# Installation de X11 sur Mac OS X



## stiiiiiiive (25 Mai 2005)

Bien le bonjour.

Je suis l'heureux possesseur d'un iBookG4 que j'utilisais jusque là surtout pour la musique. Depuis quelques jours, j'ai besoin de m'en servir pour du développement. Pour le Shell et le C, pas de gros souci a priori. Mais...


Mais malheureusement, je n'ai pas réussi à installer X11. Voici les conseils que l'on ma donnés :


- utiliser DarwinPorts plutôt que Fink... D'après un posteur d'ici même, les deux sont complémentaires. En plus, autant Fink était accessible, autant DP l'est un peu moins pour le novice que je suis... je ne trouve pas le dossier DARWINPORTS.

Tâches à réaliser:
1. D'après le fil sur l'installation de X11, pourquoi son auteur trouve-t-il DarwinPorts moins accessible que Fink ? Répondez en une à trois phrases.
2. Poursuivez le fil sur l'installation de X11 à partir de sa dernière phrase.

Informations enregistrées:
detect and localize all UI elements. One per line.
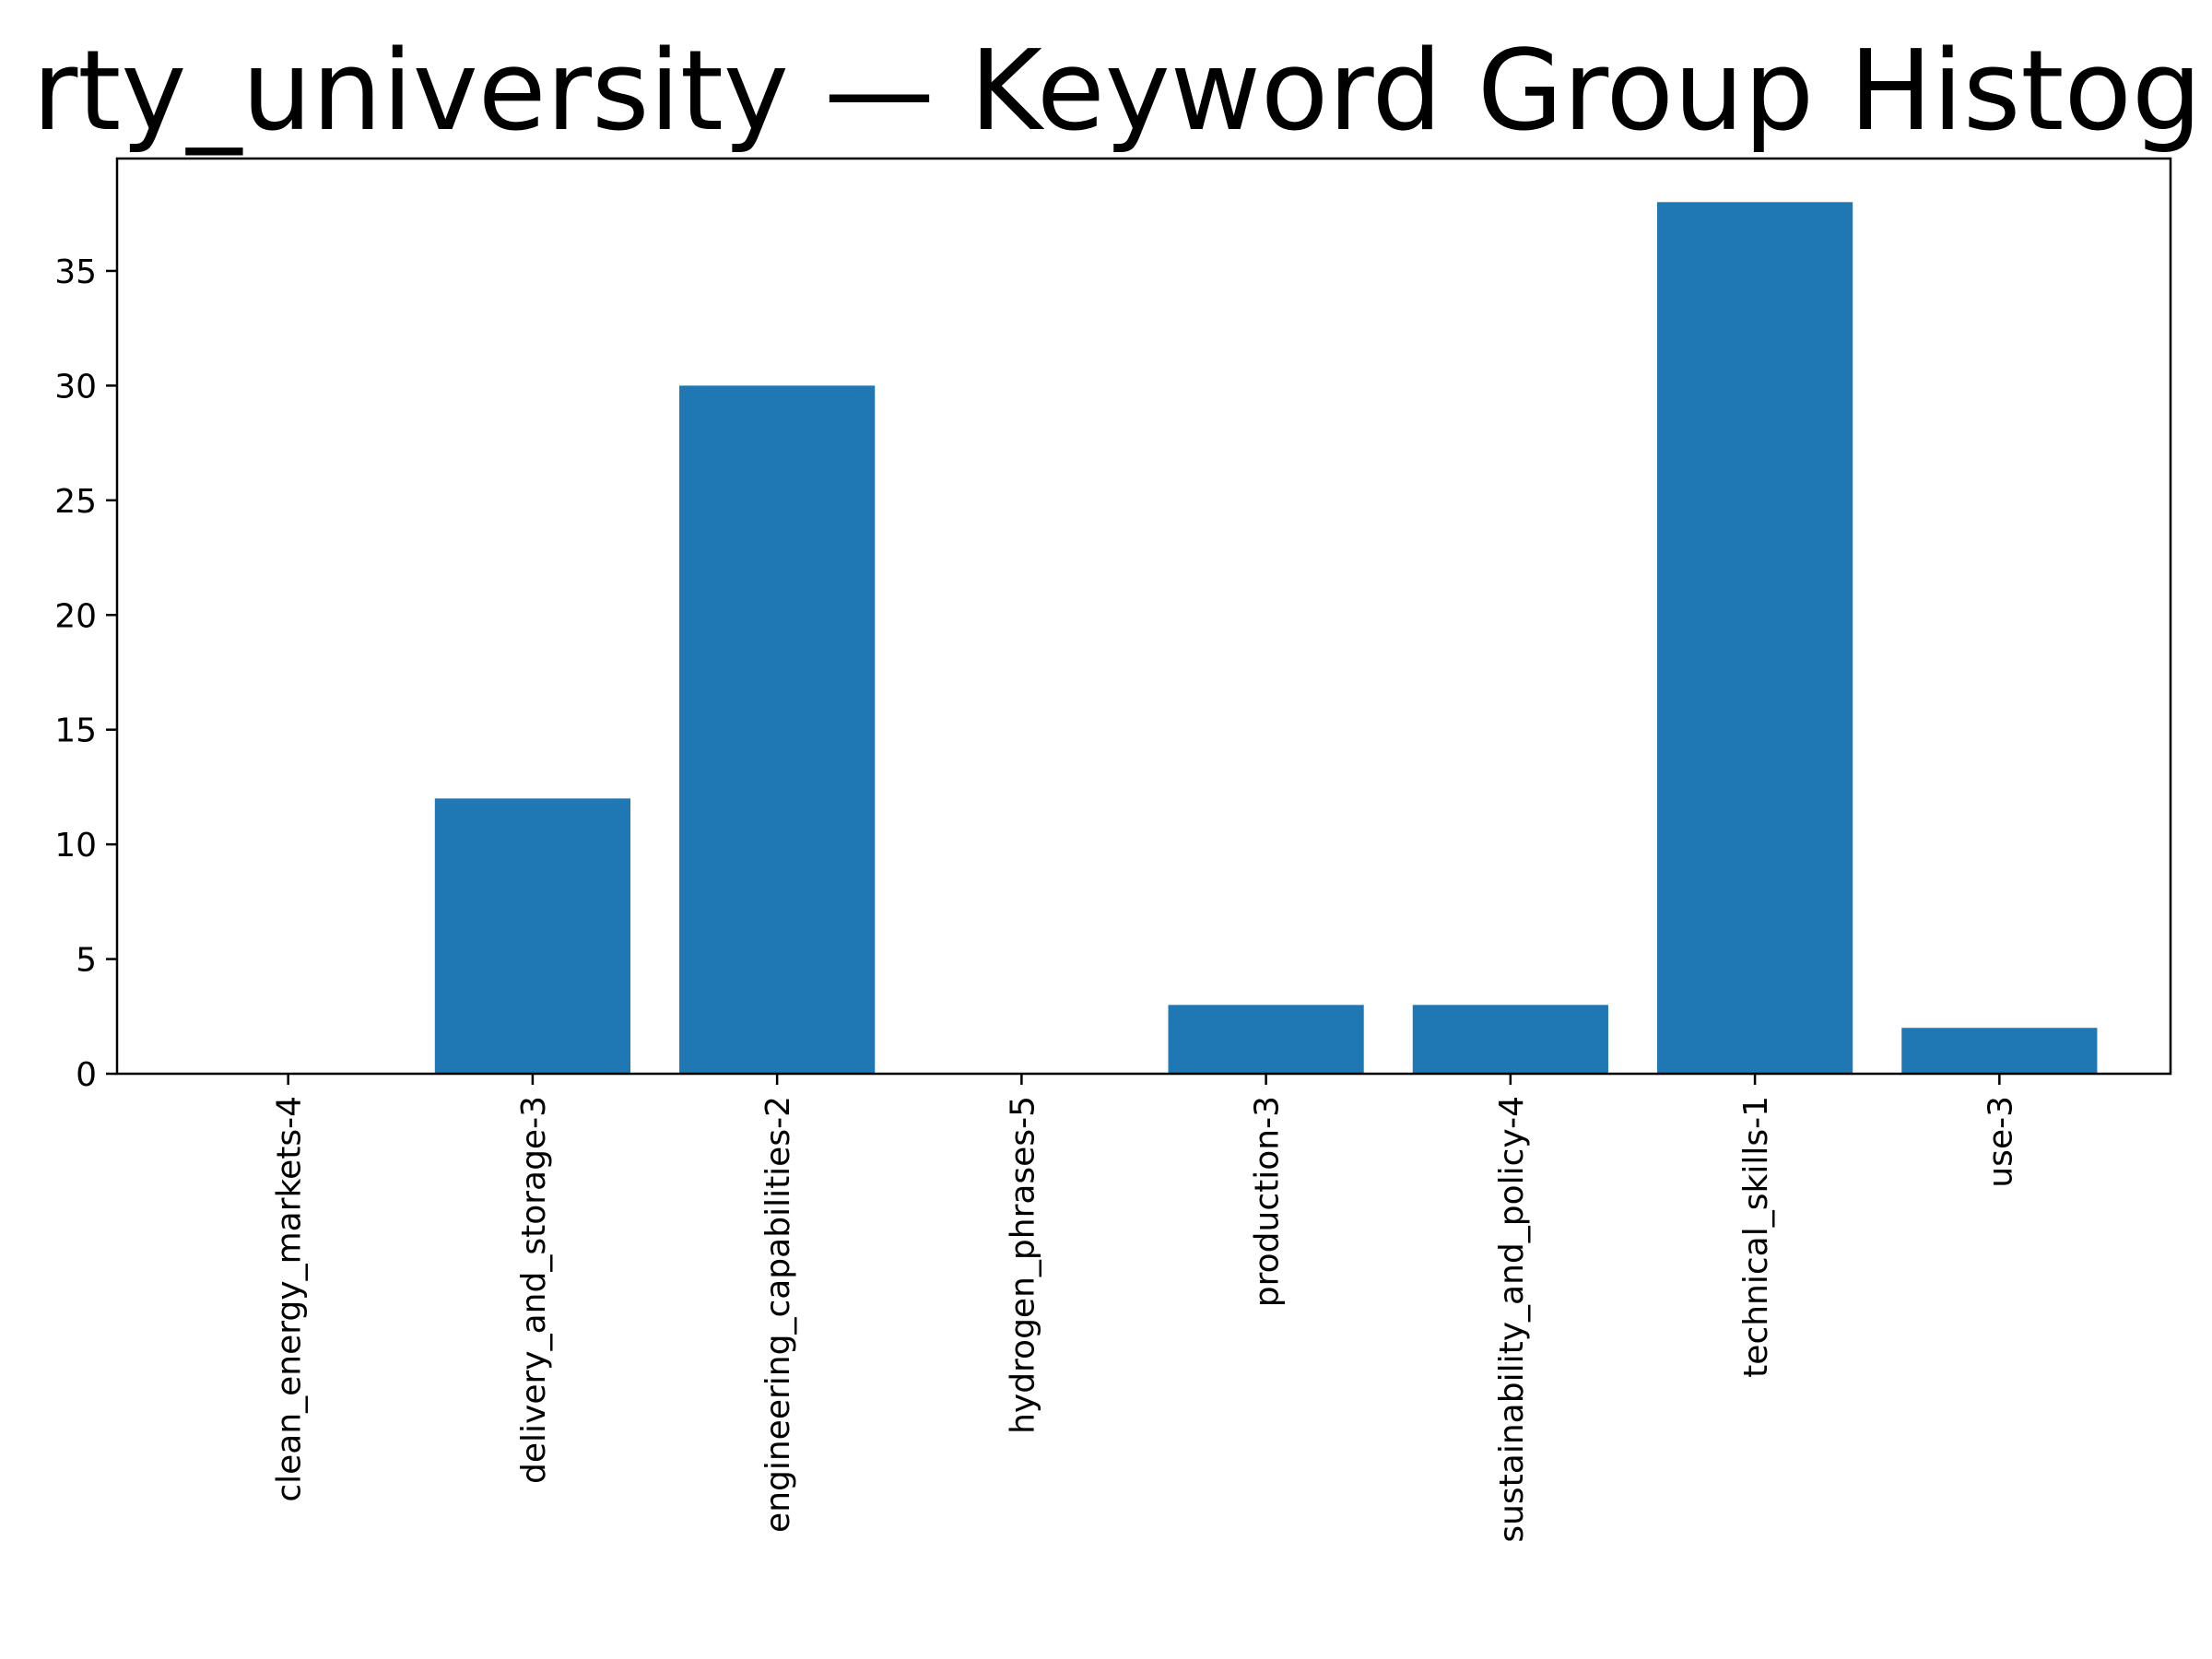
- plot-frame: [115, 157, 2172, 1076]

Résultats par tâche:
1. L'auteur juge DarwinPorts moins accessible que Fink parce qu'il se considère comme un novice. De plus, il ne trouve pas le dossier DARWINPORTS.

2.
- j'ai téléchargé puis installé Xcode. D'abord sans préciser que je voulais les package pour X11, puis en le précisant. Pas de X11 sur mon Mac.

- j'ai utilisé les CDs de restauration de logiciels fournis avec la machine : rien non plus. 

C'est pourquoi je m'en remets à vous pour essayer autre chose, ou corriger une manip que j'aurais mal effectuée.

D'avance merci !...

stiiiiiiive.


----------



## calle8 (25 Mai 2005)

Pour télécharger x11, c'est ici :

http://www.apple.com/downloads/macosx/apple/x11formacosx.html

C'est bien cela qu'il te fallait ?


----------



## stiiiiiiive (25 Mai 2005)

Merci beaucoup, tout d'abord.

A titre de précision, j'ai déjà visité cette page. J'y ai lu (ou cru comprendre...) que ce X11 était inclus dans les CDs Mac OS X en qualité d'installation optionnelle. Mais peut-être est-ce juste l'un de ces composants.

De plus, je me suis laissé dire que Xcode contenait un X11, et qu' "après l'avoir installé, j'aurais mon icône X11 [ tant attendue...] dans le dossier APPLICATIONS / UTILITAIRES. "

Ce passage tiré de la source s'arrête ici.